*PROBLEM*
Report the number of lines that include "title", with no additional text.

*DATA PROVIDED*
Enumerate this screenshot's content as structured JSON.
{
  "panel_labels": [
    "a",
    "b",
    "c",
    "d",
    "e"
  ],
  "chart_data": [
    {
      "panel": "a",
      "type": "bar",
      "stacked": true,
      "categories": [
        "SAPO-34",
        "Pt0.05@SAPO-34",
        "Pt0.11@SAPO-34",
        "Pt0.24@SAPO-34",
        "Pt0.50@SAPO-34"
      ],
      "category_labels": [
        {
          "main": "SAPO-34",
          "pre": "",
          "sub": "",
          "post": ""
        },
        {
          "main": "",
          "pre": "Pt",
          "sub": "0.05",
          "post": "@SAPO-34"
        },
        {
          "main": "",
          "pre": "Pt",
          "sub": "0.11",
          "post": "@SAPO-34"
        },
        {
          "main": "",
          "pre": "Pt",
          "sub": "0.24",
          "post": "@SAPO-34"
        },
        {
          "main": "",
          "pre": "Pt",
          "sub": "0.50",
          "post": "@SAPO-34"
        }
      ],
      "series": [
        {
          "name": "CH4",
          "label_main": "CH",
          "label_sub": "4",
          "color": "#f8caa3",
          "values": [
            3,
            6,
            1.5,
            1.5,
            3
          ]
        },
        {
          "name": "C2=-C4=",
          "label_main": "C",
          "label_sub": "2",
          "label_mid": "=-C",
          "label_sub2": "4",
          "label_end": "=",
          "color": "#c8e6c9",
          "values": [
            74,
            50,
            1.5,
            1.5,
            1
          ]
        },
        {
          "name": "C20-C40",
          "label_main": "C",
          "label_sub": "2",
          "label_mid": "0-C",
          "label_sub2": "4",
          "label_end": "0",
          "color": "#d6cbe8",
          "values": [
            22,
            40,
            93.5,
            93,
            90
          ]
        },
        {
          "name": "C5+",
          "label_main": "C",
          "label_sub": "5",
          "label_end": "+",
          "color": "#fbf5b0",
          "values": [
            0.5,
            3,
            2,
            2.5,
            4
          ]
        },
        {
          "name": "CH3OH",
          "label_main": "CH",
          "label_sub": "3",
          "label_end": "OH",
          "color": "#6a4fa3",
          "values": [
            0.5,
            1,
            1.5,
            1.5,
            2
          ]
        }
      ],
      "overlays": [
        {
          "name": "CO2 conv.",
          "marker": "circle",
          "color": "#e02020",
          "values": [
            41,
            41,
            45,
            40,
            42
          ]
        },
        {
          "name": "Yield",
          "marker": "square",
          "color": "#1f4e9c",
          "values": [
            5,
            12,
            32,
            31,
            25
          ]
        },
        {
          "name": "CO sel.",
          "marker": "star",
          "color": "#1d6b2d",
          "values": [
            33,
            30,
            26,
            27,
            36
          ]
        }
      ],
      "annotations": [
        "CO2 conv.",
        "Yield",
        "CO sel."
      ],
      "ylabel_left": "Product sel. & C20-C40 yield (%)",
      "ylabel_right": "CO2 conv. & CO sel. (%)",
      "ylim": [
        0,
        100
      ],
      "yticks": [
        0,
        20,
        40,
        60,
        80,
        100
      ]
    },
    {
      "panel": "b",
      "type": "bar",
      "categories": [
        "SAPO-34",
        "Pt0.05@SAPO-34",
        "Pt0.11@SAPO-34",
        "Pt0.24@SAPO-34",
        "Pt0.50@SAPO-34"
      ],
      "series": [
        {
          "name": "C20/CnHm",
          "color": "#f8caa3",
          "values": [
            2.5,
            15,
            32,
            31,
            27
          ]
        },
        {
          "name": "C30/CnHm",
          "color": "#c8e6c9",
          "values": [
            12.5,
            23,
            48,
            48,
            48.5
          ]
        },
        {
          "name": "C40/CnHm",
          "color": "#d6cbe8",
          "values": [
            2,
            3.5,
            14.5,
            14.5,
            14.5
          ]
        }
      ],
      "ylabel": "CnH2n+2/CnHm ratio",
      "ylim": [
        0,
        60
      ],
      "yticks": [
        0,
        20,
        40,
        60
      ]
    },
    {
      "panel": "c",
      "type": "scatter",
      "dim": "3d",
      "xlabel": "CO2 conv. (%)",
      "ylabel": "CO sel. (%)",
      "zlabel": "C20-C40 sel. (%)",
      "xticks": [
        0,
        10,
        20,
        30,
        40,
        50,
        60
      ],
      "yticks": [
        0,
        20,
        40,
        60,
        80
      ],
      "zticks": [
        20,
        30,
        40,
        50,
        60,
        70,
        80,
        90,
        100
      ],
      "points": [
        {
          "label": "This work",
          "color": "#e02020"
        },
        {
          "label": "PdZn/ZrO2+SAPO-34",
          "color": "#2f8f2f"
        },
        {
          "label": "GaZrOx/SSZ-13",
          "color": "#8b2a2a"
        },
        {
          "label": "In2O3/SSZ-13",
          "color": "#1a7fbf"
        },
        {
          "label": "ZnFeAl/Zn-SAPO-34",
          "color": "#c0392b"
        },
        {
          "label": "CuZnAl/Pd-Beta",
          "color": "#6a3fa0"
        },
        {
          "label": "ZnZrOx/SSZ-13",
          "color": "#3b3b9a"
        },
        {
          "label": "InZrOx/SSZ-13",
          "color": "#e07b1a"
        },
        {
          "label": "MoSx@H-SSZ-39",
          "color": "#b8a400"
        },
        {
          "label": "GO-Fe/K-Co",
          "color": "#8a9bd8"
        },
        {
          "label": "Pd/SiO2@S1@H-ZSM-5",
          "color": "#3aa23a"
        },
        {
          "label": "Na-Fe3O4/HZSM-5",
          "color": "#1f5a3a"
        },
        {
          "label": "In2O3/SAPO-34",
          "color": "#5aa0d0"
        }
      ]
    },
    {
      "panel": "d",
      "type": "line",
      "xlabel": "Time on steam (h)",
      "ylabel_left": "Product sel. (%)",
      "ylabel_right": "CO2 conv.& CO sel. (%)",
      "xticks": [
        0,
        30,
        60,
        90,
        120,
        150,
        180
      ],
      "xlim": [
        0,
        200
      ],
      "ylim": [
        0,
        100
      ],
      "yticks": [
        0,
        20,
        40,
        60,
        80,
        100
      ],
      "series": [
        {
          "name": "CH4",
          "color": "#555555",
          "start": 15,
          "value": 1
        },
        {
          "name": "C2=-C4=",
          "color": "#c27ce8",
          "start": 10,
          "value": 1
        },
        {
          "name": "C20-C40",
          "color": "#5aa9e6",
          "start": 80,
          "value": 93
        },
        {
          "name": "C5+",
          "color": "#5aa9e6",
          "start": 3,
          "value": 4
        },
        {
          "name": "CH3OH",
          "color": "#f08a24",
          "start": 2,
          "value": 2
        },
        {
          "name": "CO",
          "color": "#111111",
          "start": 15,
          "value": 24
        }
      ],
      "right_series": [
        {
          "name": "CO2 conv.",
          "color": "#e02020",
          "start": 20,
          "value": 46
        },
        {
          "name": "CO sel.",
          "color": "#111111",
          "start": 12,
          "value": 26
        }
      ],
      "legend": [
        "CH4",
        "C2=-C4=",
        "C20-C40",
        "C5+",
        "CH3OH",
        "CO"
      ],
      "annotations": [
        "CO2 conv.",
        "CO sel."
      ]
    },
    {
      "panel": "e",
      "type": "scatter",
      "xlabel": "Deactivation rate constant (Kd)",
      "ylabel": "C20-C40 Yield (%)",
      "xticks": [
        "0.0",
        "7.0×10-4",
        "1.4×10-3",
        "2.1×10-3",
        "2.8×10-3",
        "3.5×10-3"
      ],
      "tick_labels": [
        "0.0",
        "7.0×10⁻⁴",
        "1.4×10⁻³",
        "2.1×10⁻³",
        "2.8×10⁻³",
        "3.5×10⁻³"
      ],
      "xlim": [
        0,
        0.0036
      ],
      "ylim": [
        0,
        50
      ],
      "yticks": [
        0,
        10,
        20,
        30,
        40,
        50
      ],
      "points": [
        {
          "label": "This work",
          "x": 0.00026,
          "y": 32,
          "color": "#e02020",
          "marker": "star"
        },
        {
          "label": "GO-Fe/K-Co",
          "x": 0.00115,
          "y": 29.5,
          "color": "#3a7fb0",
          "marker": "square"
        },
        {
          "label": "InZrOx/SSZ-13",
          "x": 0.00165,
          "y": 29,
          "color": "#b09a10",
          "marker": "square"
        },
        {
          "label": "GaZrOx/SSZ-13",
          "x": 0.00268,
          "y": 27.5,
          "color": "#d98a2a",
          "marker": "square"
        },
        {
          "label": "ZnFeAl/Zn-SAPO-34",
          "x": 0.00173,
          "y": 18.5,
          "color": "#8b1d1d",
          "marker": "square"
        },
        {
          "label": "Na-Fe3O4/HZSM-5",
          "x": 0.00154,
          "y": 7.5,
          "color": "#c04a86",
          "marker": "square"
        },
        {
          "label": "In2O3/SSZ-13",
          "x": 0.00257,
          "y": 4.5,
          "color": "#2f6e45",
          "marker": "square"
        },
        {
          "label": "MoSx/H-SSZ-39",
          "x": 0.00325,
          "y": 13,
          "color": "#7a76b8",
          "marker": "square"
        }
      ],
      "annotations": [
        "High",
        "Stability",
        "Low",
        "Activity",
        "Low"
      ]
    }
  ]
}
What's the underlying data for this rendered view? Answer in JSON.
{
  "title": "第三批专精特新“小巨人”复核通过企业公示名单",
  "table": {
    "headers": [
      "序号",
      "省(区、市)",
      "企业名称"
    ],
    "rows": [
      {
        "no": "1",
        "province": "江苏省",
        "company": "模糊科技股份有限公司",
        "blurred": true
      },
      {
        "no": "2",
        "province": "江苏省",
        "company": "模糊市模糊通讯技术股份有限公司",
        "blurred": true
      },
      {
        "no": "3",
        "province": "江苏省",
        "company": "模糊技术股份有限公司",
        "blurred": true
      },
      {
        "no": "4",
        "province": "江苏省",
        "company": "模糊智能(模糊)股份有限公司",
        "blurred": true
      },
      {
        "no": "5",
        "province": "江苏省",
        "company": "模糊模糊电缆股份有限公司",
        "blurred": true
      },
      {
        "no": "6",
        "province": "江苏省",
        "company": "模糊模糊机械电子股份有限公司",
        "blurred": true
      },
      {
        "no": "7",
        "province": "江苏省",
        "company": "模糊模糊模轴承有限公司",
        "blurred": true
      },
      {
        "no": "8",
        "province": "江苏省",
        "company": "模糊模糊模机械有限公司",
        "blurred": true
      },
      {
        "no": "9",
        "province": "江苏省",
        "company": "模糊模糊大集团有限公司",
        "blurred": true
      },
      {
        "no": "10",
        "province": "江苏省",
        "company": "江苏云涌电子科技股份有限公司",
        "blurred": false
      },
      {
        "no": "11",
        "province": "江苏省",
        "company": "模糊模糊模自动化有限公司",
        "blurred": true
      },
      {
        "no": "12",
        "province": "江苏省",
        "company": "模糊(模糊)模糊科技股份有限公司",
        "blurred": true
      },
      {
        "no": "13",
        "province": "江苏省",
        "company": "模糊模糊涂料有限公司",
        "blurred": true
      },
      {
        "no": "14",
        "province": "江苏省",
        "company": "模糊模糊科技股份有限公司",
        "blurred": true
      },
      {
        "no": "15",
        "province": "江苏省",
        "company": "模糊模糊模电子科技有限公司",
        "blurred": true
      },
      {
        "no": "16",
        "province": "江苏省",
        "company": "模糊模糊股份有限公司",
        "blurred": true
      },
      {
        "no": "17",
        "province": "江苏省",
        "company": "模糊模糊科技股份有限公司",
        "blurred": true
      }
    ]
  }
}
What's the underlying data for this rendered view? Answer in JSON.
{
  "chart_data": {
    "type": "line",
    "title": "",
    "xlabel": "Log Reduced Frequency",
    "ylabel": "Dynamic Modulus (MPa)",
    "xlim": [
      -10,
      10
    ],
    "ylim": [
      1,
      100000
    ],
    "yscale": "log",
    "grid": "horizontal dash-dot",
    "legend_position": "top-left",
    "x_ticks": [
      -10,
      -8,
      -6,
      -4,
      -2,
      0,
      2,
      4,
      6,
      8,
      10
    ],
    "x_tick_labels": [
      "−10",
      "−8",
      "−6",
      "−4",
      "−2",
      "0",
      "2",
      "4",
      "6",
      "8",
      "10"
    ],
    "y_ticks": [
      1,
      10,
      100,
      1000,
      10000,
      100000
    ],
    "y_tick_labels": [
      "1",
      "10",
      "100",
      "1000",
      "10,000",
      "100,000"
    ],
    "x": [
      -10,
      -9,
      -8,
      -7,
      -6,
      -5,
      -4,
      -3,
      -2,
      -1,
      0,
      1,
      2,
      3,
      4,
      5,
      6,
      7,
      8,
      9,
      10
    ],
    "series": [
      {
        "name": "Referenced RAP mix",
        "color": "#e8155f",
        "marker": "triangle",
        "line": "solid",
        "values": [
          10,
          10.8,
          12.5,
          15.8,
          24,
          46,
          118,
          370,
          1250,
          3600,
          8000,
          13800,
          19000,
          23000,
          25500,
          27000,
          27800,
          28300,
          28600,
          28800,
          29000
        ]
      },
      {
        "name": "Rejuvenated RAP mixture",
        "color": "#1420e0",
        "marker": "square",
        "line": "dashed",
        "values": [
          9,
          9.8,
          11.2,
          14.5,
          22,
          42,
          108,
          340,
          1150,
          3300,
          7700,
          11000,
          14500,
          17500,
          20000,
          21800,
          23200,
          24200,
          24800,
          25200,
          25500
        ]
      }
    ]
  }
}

*TASK SOLUTION*
2